Given problem | Would you transcribe all of the data exactly, down to the last character?

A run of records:
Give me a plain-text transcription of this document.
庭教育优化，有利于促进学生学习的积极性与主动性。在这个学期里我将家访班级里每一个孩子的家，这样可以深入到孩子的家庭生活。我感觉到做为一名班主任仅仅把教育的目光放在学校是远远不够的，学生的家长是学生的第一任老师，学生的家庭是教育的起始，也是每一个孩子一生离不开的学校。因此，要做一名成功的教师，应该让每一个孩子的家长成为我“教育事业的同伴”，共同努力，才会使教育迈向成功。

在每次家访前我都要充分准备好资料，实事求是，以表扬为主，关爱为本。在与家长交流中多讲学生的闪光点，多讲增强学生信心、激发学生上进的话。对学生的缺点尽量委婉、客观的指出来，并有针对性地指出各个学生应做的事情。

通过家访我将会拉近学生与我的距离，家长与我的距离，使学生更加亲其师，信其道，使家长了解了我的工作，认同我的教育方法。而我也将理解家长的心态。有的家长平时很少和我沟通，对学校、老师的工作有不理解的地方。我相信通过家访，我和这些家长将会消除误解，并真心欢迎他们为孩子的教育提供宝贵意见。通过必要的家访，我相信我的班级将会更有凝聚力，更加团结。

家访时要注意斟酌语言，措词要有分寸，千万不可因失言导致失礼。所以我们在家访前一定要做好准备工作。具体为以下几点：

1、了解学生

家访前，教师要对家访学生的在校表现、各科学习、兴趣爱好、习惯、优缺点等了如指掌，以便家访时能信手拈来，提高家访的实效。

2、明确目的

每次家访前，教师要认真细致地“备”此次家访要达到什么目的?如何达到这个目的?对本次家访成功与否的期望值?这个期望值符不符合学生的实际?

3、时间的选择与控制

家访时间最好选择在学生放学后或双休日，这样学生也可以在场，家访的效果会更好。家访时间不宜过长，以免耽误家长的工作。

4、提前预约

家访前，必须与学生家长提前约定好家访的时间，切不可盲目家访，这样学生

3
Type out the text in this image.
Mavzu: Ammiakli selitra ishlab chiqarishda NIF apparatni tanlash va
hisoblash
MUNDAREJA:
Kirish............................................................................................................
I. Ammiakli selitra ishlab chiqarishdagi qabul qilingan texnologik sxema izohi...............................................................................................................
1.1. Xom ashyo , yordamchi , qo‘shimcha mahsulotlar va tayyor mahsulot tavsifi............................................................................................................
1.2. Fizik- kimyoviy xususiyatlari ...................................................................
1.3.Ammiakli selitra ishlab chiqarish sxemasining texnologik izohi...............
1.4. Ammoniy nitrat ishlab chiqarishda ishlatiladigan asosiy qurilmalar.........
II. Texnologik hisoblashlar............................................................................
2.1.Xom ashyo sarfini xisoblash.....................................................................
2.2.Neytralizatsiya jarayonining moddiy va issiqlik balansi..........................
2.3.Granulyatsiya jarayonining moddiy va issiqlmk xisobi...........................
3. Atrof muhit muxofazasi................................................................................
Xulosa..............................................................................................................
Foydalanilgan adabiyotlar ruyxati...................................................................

The answer |
Give me a plain-text transcription of this document.
庭教育优化，有利于促进学生学习的积极性与主动性。在这个学期里我将家访班级里每一个孩子的家，这样可以深入到孩子的家庭生活。我感觉到做为一名班主任仅仅把教育的目光放在学校是远远不够的，学生的家长是学生的第一任老师，学生的家庭是教育的起始，也是每一个孩子一生离不开的学校。因此，要做一名成功的教师，应该让每一个孩子的家长成为我“教育事业的同伴”，共同努力，才会使教育迈向成功。

在每次家访前我都要充分准备好资料，实事求是，以表扬为主，关爱为本。在与家长交流中多讲学生的闪光点，多讲增强学生信心、激发学生上进的话。对学生的缺点尽量委婉、客观的指出来，并有针对性地指出各个学生应做的事情。

通过家访我将会拉近学生与我的距离，家长与我的距离，使学生更加亲其师，信其道，使家长了解了我的工作，认同我的教育方法。而我也将理解家长的心态。有的家长平时很少和我沟通，对学校、老师的工作有不理解的地方。我相信通过家访，我和这些家长将会消除误解，并真心欢迎他们为孩子的教育提供宝贵意见。通过必要的家访，我相信我的班级将会更有凝聚力，更加团结。

家访时要注意斟酌语言，措词要有分寸，千万不可因失言导致失礼。所以我们在家访前一定要做好准备工作。具体为以下几点：

1、了解学生

家访前，教师要对家访学生的在校表现、各科学习、兴趣爱好、习惯、优缺点等了如指掌，以便家访时能信手拈来，提高家访的实效。

2、明确目的

每次家访前，教师要认真细致地“备”此次家访要达到什么目的?如何达到这个目的?对本次家访成功与否的期望值?这个期望值符不符合学生的实际?

3、时间的选择与控制

家访时间最好选择在学生放学后或双休日，这样学生也可以在场，家访的效果会更好。家访时间不宜过长，以免耽误家长的工作。

4、提前预约

家访前，必须与学生家长提前约定好家访的时间，切不可盲目家访，这样学生

3
Type out the text in this image.
Mavzu: Ammiakli selitra ishlab chiqarishda NIF apparatni tanlash va
hisoblash
MUNDAREJA:
Kirish............................................................................................................
I. Ammiakli selitra ishlab chiqarishdagi qabul qilingan texnologik sxema izohi...............................................................................................................
1.1. Xom ashyo , yordamchi , qo‘shimcha mahsulotlar va tayyor mahsulot tavsifi............................................................................................................
1.2. Fizik- kimyoviy xususiyatlari ...................................................................
1.3.Ammiakli selitra ishlab chiqarish sxemasining texnologik izohi...............
1.4. Ammoniy nitrat ishlab chiqarishda ishlatiladigan asosiy qurilmalar.........
II. Texnologik hisoblashlar............................................................................
2.1.Xom ashyo sarfini xisoblash.....................................................................
2.2.Neytralizatsiya jarayonining moddiy va issiqlik balansi..........................
2.3.Granulyatsiya jarayonining moddiy va issiqlmk xisobi...........................
3. Atrof muhit muxofazasi................................................................................
Xulosa..............................................................................................................
Foydalanilgan adabiyotlar ruyxati...................................................................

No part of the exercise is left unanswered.